» **Short task**: All of the entries need to be written out again, exactly as they are.

----

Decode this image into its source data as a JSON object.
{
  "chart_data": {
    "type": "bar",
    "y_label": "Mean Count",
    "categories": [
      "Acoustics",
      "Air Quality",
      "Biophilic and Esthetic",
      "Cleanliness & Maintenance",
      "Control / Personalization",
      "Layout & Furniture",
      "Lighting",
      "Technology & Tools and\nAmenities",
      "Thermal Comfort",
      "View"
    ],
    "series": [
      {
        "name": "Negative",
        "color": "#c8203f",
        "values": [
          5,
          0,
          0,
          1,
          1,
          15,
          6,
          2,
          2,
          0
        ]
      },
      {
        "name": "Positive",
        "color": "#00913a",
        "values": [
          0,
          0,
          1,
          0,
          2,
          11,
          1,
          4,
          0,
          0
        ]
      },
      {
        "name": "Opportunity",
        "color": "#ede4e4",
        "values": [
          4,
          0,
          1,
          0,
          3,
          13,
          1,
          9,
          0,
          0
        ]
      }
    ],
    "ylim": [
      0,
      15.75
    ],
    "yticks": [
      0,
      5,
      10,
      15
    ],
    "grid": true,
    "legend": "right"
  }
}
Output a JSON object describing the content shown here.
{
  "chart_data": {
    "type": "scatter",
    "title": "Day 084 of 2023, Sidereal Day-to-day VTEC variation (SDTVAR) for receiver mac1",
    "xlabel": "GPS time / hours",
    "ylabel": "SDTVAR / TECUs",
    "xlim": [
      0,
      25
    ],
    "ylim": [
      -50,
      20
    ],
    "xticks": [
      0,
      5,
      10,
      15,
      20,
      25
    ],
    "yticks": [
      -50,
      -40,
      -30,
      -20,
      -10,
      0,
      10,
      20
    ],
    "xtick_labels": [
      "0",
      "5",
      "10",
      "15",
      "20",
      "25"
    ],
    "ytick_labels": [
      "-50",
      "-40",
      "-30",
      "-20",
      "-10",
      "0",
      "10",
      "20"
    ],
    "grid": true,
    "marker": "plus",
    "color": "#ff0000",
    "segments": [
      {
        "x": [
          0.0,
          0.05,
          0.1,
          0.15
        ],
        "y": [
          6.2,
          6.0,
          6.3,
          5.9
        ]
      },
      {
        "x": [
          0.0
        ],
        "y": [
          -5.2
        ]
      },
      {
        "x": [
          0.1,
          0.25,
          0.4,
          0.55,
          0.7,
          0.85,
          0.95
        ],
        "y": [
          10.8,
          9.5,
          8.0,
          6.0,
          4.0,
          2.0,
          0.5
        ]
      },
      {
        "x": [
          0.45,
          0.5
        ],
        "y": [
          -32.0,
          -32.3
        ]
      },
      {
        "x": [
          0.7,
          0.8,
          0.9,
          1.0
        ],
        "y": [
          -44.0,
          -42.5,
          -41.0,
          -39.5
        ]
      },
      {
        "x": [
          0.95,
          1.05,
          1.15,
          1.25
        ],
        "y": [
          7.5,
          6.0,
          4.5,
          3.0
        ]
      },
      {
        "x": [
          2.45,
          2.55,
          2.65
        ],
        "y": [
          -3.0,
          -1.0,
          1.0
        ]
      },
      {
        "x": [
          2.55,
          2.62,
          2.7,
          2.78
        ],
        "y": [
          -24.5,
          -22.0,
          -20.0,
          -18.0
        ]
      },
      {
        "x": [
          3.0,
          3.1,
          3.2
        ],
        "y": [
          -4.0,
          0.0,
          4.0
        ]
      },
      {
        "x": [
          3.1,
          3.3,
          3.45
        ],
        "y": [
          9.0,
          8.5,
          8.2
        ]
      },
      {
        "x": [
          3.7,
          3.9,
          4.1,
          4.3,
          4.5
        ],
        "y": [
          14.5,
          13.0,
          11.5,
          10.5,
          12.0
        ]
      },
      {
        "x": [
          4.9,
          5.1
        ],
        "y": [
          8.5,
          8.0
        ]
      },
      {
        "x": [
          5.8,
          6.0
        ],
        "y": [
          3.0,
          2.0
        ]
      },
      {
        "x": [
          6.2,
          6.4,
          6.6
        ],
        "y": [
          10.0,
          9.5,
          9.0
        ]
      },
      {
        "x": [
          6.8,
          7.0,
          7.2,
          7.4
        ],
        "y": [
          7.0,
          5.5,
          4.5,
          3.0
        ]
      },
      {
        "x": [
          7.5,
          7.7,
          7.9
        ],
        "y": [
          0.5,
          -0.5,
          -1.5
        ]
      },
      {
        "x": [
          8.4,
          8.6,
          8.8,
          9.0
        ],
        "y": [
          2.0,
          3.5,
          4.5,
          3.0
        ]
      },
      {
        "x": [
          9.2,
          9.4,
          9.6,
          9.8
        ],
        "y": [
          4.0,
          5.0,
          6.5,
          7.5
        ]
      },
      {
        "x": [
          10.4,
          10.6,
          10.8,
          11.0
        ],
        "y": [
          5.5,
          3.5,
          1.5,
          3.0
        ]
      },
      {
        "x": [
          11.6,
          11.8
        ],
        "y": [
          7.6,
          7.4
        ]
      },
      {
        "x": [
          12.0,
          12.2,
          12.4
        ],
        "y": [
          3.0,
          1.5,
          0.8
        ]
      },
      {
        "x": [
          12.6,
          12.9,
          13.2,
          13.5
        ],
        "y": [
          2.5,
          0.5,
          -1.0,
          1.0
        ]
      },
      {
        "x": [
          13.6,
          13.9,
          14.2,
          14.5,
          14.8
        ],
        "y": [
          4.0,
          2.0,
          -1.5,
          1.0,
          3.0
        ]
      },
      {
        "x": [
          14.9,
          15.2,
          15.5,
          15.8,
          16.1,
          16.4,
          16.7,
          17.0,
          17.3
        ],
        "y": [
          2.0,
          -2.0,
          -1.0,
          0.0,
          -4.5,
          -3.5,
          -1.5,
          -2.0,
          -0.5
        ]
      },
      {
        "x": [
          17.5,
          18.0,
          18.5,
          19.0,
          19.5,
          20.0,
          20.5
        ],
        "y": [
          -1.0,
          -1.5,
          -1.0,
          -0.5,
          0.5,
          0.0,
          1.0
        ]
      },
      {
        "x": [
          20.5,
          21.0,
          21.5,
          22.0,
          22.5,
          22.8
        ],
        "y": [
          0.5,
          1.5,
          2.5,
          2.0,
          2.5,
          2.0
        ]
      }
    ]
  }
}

----

» **Exercise response**:
Decode this image into its source data as a JSON object.
{
  "chart_data": {
    "type": "bar",
    "y_label": "Mean Count",
    "categories": [
      "Acoustics",
      "Air Quality",
      "Biophilic and Esthetic",
      "Cleanliness & Maintenance",
      "Control / Personalization",
      "Layout & Furniture",
      "Lighting",
      "Technology & Tools and\nAmenities",
      "Thermal Comfort",
      "View"
    ],
    "series": [
      {
        "name": "Negative",
        "color": "#c8203f",
        "values": [
          5,
          0,
          0,
          1,
          1,
          15,
          6,
          2,
          2,
          0
        ]
      },
      {
        "name": "Positive",
        "color": "#00913a",
        "values": [
          0,
          0,
          1,
          0,
          2,
          11,
          1,
          4,
          0,
          0
        ]
      },
      {
        "name": "Opportunity",
        "color": "#ede4e4",
        "values": [
          4,
          0,
          1,
          0,
          3,
          13,
          1,
          9,
          0,
          0
        ]
      }
    ],
    "ylim": [
      0,
      15.75
    ],
    "yticks": [
      0,
      5,
      10,
      15
    ],
    "grid": true,
    "legend": "right"
  }
}
Output a JSON object describing the content shown here.
{
  "chart_data": {
    "type": "scatter",
    "title": "Day 084 of 2023, Sidereal Day-to-day VTEC variation (SDTVAR) for receiver mac1",
    "xlabel": "GPS time / hours",
    "ylabel": "SDTVAR / TECUs",
    "xlim": [
      0,
      25
    ],
    "ylim": [
      -50,
      20
    ],
    "xticks": [
      0,
      5,
      10,
      15,
      20,
      25
    ],
    "yticks": [
      -50,
      -40,
      -30,
      -20,
      -10,
      0,
      10,
      20
    ],
    "xtick_labels": [
      "0",
      "5",
      "10",
      "15",
      "20",
      "25"
    ],
    "ytick_labels": [
      "-50",
      "-40",
      "-30",
      "-20",
      "-10",
      "0",
      "10",
      "20"
    ],
    "grid": true,
    "marker": "plus",
    "color": "#ff0000",
    "segments": [
      {
        "x": [
          0.0,
          0.05,
          0.1,
          0.15
        ],
        "y": [
          6.2,
          6.0,
          6.3,
          5.9
        ]
      },
      {
        "x": [
          0.0
        ],
        "y": [
          -5.2
        ]
      },
      {
        "x": [
          0.1,
          0.25,
          0.4,
          0.55,
          0.7,
          0.85,
          0.95
        ],
        "y": [
          10.8,
          9.5,
          8.0,
          6.0,
          4.0,
          2.0,
          0.5
        ]
      },
      {
        "x": [
          0.45,
          0.5
        ],
        "y": [
          -32.0,
          -32.3
        ]
      },
      {
        "x": [
          0.7,
          0.8,
          0.9,
          1.0
        ],
        "y": [
          -44.0,
          -42.5,
          -41.0,
          -39.5
        ]
      },
      {
        "x": [
          0.95,
          1.05,
          1.15,
          1.25
        ],
        "y": [
          7.5,
          6.0,
          4.5,
          3.0
        ]
      },
      {
        "x": [
          2.45,
          2.55,
          2.65
        ],
        "y": [
          -3.0,
          -1.0,
          1.0
        ]
      },
      {
        "x": [
          2.55,
          2.62,
          2.7,
          2.78
        ],
        "y": [
          -24.5,
          -22.0,
          -20.0,
          -18.0
        ]
      },
      {
        "x": [
          3.0,
          3.1,
          3.2
        ],
        "y": [
          -4.0,
          0.0,
          4.0
        ]
      },
      {
        "x": [
          3.1,
          3.3,
          3.45
        ],
        "y": [
          9.0,
          8.5,
          8.2
        ]
      },
      {
        "x": [
          3.7,
          3.9,
          4.1,
          4.3,
          4.5
        ],
        "y": [
          14.5,
          13.0,
          11.5,
          10.5,
          12.0
        ]
      },
      {
        "x": [
          4.9,
          5.1
        ],
        "y": [
          8.5,
          8.0
        ]
      },
      {
        "x": [
          5.8,
          6.0
        ],
        "y": [
          3.0,
          2.0
        ]
      },
      {
        "x": [
          6.2,
          6.4,
          6.6
        ],
        "y": [
          10.0,
          9.5,
          9.0
        ]
      },
      {
        "x": [
          6.8,
          7.0,
          7.2,
          7.4
        ],
        "y": [
          7.0,
          5.5,
          4.5,
          3.0
        ]
      },
      {
        "x": [
          7.5,
          7.7,
          7.9
        ],
        "y": [
          0.5,
          -0.5,
          -1.5
        ]
      },
      {
        "x": [
          8.4,
          8.6,
          8.8,
          9.0
        ],
        "y": [
          2.0,
          3.5,
          4.5,
          3.0
        ]
      },
      {
        "x": [
          9.2,
          9.4,
          9.6,
          9.8
        ],
        "y": [
          4.0,
          5.0,
          6.5,
          7.5
        ]
      },
      {
        "x": [
          10.4,
          10.6,
          10.8,
          11.0
        ],
        "y": [
          5.5,
          3.5,
          1.5,
          3.0
        ]
      },
      {
        "x": [
          11.6,
          11.8
        ],
        "y": [
          7.6,
          7.4
        ]
      },
      {
        "x": [
          12.0,
          12.2,
          12.4
        ],
        "y": [
          3.0,
          1.5,
          0.8
        ]
      },
      {
        "x": [
          12.6,
          12.9,
          13.2,
          13.5
        ],
        "y": [
          2.5,
          0.5,
          -1.0,
          1.0
        ]
      },
      {
        "x": [
          13.6,
          13.9,
          14.2,
          14.5,
          14.8
        ],
        "y": [
          4.0,
          2.0,
          -1.5,
          1.0,
          3.0
        ]
      },
      {
        "x": [
          14.9,
          15.2,
          15.5,
          15.8,
          16.1,
          16.4,
          16.7,
          17.0,
          17.3
        ],
        "y": [
          2.0,
          -2.0,
          -1.0,
          0.0,
          -4.5,
          -3.5,
          -1.5,
          -2.0,
          -0.5
        ]
      },
      {
        "x": [
          17.5,
          18.0,
          18.5,
          19.0,
          19.5,
          20.0,
          20.5
        ],
        "y": [
          -1.0,
          -1.5,
          -1.0,
          -0.5,
          0.5,
          0.0,
          1.0
        ]
      },
      {
        "x": [
          20.5,
          21.0,
          21.5,
          22.0,
          22.5,
          22.8
        ],
        "y": [
          0.5,
          1.5,
          2.5,
          2.0,
          2.5,
          2.0
        ]
      }
    ]
  }
}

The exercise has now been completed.